*What is required:* Repeat the entries that follow verbatim, without any of their pictures.

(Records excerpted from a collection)
┄┄┄┄┄┄┄┄┄┄

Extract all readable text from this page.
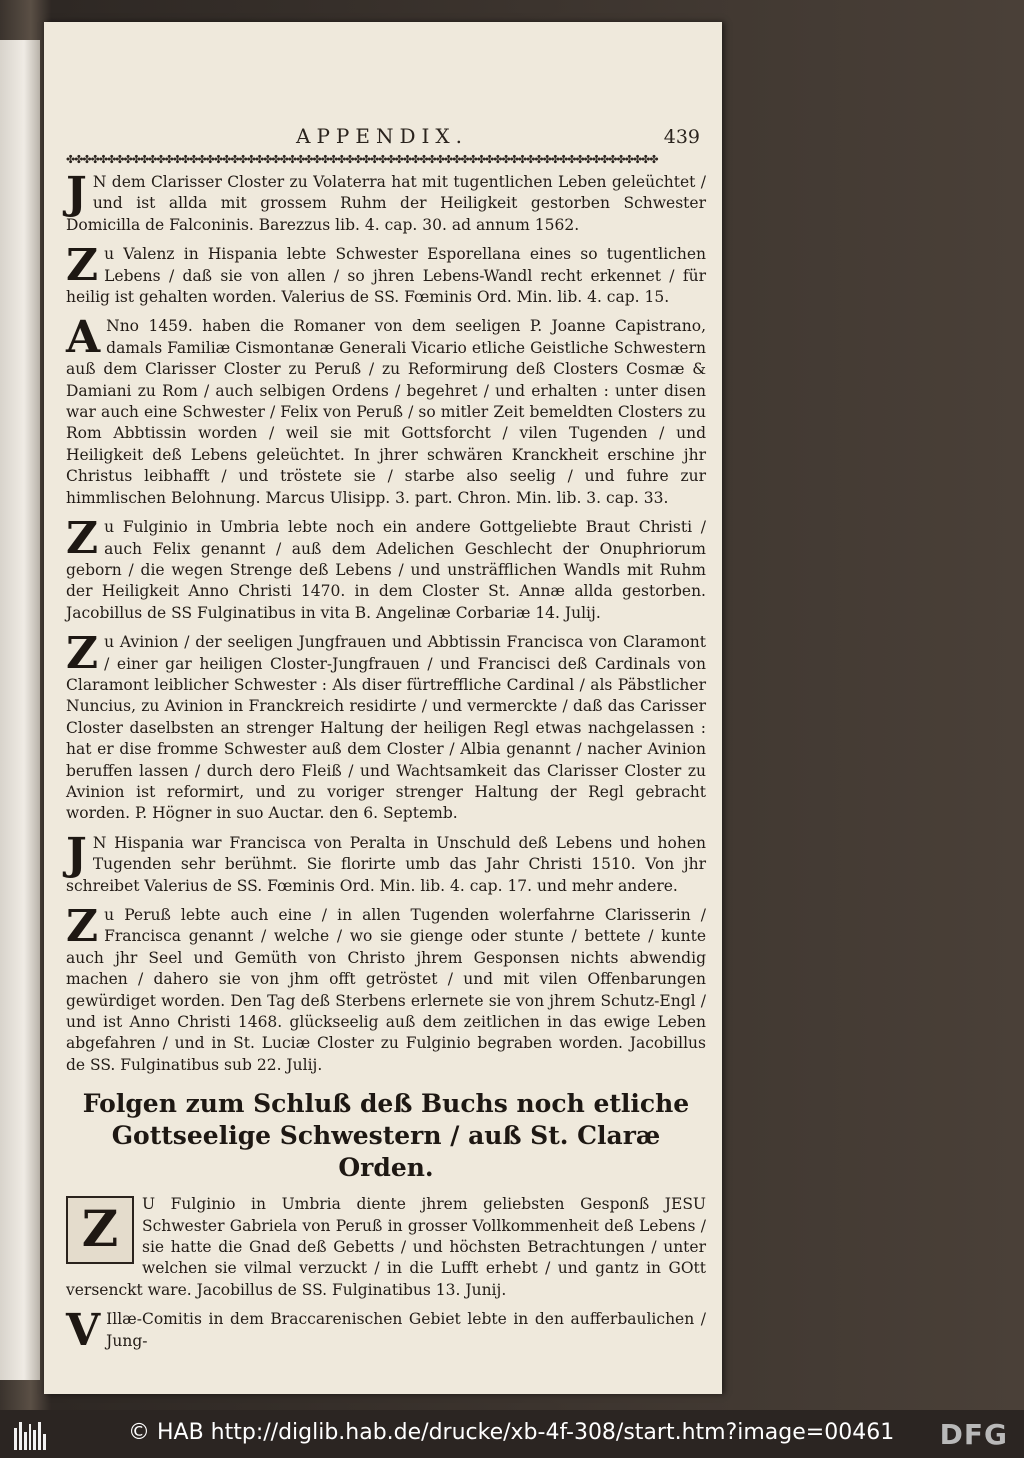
APPENDIX.	439
✤✤✤✤✤✤✤✤✤✤✤✤✤✤✤✤✤✤✤✤✤✤✤✤✤✤✤✤✤✤✤✤✤✤✤✤✤✤✤✤✤✤✤✤✤✤✤✤✤✤✤✤✤✤✤✤✤✤✤✤✤✤✤✤✤✤✤✤✤✤✤✤

J N dem Clarisser Closter zu Volaterra hat mit tugentlichen Leben geleüchtet / und ist allda mit grossem Ruhm der Heiligkeit gestorben Schwester Domicilla de Falconinis. Barezzus lib. 4. cap. 30. ad annum 1562.

Z u Valenz in Hispania lebte Schwester Esporellana eines so tugentlichen Lebens / daß sie von allen / so jhren Lebens-Wandl recht erkennet / für heilig ist gehalten worden. Valerius de SS. Fœminis Ord. Min. lib. 4. cap. 15.

A Nno 1459. haben die Romaner von dem seeligen P. Joanne Capistrano, damals Familiæ Cismontanæ Generali Vicario etliche Geistliche Schwestern auß dem Clarisser Closter zu Peruß / zu Reformirung deß Closters Cosmæ & Damiani zu Rom / auch selbigen Ordens / begehret / und erhalten : unter disen war auch eine Schwester / Felix von Peruß / so mitler Zeit bemeldten Closters zu Rom Abbtissin worden / weil sie mit Gottsforcht / vilen Tugenden / und Heiligkeit deß Lebens geleüchtet. In jhrer schwären Kranckheit erschine jhr Christus leibhafft / und tröstete sie / starbe also seelig / und fuhre zur himmlischen Belohnung. Marcus Ulisipp. 3. part. Chron. Min. lib. 3. cap. 33.

Z u Fulginio in Umbria lebte noch ein andere Gottgeliebte Braut Christi / auch Felix genannt / auß dem Adelichen Geschlecht der Onuphriorum geborn / die wegen Strenge deß Lebens / und unsträfflichen Wandls mit Ruhm der Heiligkeit Anno Christi 1470. in dem Closter St. Annæ allda gestorben. Jacobillus de SS Fulginatibus in vita B. Angelinæ Corbariæ 14. Julij.

Z u Avinion / der seeligen Jungfrauen und Abbtissin Francisca von Claramont / einer gar heiligen Closter-Jungfrauen / und Francisci deß Cardinals von Claramont leiblicher Schwester : Als diser fürtreffliche Cardinal / als Päbstlicher Nuncius, zu Avinion in Franckreich residirte / und vermerckte / daß das Carisser Closter daselbsten an strenger Haltung der heiligen Regl etwas nachgelassen : hat er dise fromme Schwester auß dem Closter / Albia genannt / nacher Avinion beruffen lassen / durch dero Fleiß / und Wachtsamkeit das Clarisser Closter zu Avinion ist reformirt, und zu voriger strenger Haltung der Regl gebracht worden. P. Högner in suo Auctar. den 6. Septemb.

J N Hispania war Francisca von Peralta in Unschuld deß Lebens und hohen Tugenden sehr berühmt. Sie florirte umb das Jahr Christi 1510. Von jhr schreibet Valerius de SS. Fœminis Ord. Min. lib. 4. cap. 17. und mehr andere.

Z u Peruß lebte auch eine / in allen Tugenden wolerfahrne Clarisserin / Francisca genannt / welche / wo sie gienge oder stunte / bettete / kunte auch jhr Seel und Gemüth von Christo jhrem Gesponsen nichts abwendig machen / dahero sie von jhm offt getröstet / und mit vilen Offenbarungen gewürdiget worden. Den Tag deß Sterbens erlernete sie von jhrem Schutz-Engl / und ist Anno Christi 1468. glückseelig auß dem zeitlichen in das ewige Leben abgefahren / und in St. Luciæ Closter zu Fulginio begraben worden. Jacobillus de SS. Fulginatibus sub 22. Julij.

Folgen zum Schluß deß Buchs noch etliche Gottseelige Schwestern / auß St. Claræ Orden.

Z	U Fulginio in Umbria diente jhrem geliebsten Gesponß JESU Schwester Gabriela von Peruß in grosser Vollkommenheit deß Lebens / sie hatte die Gnad deß Gebetts / und höchsten Betrachtungen / unter welchen sie vilmal verzuckt / in die Lufft erhebt / und gantz in GOtt versenckt ware. Jacobillus de SS. Fulginatibus 13. Junij.

V Illæ-Comitis in dem Braccarenischen Gebiet lebte in den aufferbaulichen / Jung-

© HAB http://diglib.hab.de/drucke/xb-4f-308/start.htm?image=00461 DFG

┄┄┄┄┄┄┄┄┄┄

*Correct output:*
Extract all readable text from this page.
APPENDIX.	439
✤✤✤✤✤✤✤✤✤✤✤✤✤✤✤✤✤✤✤✤✤✤✤✤✤✤✤✤✤✤✤✤✤✤✤✤✤✤✤✤✤✤✤✤✤✤✤✤✤✤✤✤✤✤✤✤✤✤✤✤✤✤✤✤✤✤✤✤✤✤✤✤

J N dem Clarisser Closter zu Volaterra hat mit tugentlichen Leben geleüchtet / und ist allda mit grossem Ruhm der Heiligkeit gestorben Schwester Domicilla de Falconinis. Barezzus lib. 4. cap. 30. ad annum 1562.

Z u Valenz in Hispania lebte Schwester Esporellana eines so tugentlichen Lebens / daß sie von allen / so jhren Lebens-Wandl recht erkennet / für heilig ist gehalten worden. Valerius de SS. Fœminis Ord. Min. lib. 4. cap. 15.

A Nno 1459. haben die Romaner von dem seeligen P. Joanne Capistrano, damals Familiæ Cismontanæ Generali Vicario etliche Geistliche Schwestern auß dem Clarisser Closter zu Peruß / zu Reformirung deß Closters Cosmæ & Damiani zu Rom / auch selbigen Ordens / begehret / und erhalten : unter disen war auch eine Schwester / Felix von Peruß / so mitler Zeit bemeldten Closters zu Rom Abbtissin worden / weil sie mit Gottsforcht / vilen Tugenden / und Heiligkeit deß Lebens geleüchtet. In jhrer schwären Kranckheit erschine jhr Christus leibhafft / und tröstete sie / starbe also seelig / und fuhre zur himmlischen Belohnung. Marcus Ulisipp. 3. part. Chron. Min. lib. 3. cap. 33.

Z u Fulginio in Umbria lebte noch ein andere Gottgeliebte Braut Christi / auch Felix genannt / auß dem Adelichen Geschlecht der Onuphriorum geborn / die wegen Strenge deß Lebens / und unsträfflichen Wandls mit Ruhm der Heiligkeit Anno Christi 1470. in dem Closter St. Annæ allda gestorben. Jacobillus de SS Fulginatibus in vita B. Angelinæ Corbariæ 14. Julij.

Z u Avinion / der seeligen Jungfrauen und Abbtissin Francisca von Claramont / einer gar heiligen Closter-Jungfrauen / und Francisci deß Cardinals von Claramont leiblicher Schwester : Als diser fürtreffliche Cardinal / als Päbstlicher Nuncius, zu Avinion in Franckreich residirte / und vermerckte / daß das Carisser Closter daselbsten an strenger Haltung der heiligen Regl etwas nachgelassen : hat er dise fromme Schwester auß dem Closter / Albia genannt / nacher Avinion beruffen lassen / durch dero Fleiß / und Wachtsamkeit das Clarisser Closter zu Avinion ist reformirt, und zu voriger strenger Haltung der Regl gebracht worden. P. Högner in suo Auctar. den 6. Septemb.

J N Hispania war Francisca von Peralta in Unschuld deß Lebens und hohen Tugenden sehr berühmt. Sie florirte umb das Jahr Christi 1510. Von jhr schreibet Valerius de SS. Fœminis Ord. Min. lib. 4. cap. 17. und mehr andere.

Z u Peruß lebte auch eine / in allen Tugenden wolerfahrne Clarisserin / Francisca genannt / welche / wo sie gienge oder stunte / bettete / kunte auch jhr Seel und Gemüth von Christo jhrem Gesponsen nichts abwendig machen / dahero sie von jhm offt getröstet / und mit vilen Offenbarungen gewürdiget worden. Den Tag deß Sterbens erlernete sie von jhrem Schutz-Engl / und ist Anno Christi 1468. glückseelig auß dem zeitlichen in das ewige Leben abgefahren / und in St. Luciæ Closter zu Fulginio begraben worden. Jacobillus de SS. Fulginatibus sub 22. Julij.

Folgen zum Schluß deß Buchs noch etliche Gottseelige Schwestern / auß St. Claræ Orden.

Z	U Fulginio in Umbria diente jhrem geliebsten Gesponß JESU Schwester Gabriela von Peruß in grosser Vollkommenheit deß Lebens / sie hatte die Gnad deß Gebetts / und höchsten Betrachtungen / unter welchen sie vilmal verzuckt / in die Lufft erhebt / und gantz in GOtt versenckt ware. Jacobillus de SS. Fulginatibus 13. Junij.

V Illæ-Comitis in dem Braccarenischen Gebiet lebte in den aufferbaulichen / Jung-

© HAB http://diglib.hab.de/drucke/xb-4f-308/start.htm?image=00461 DFG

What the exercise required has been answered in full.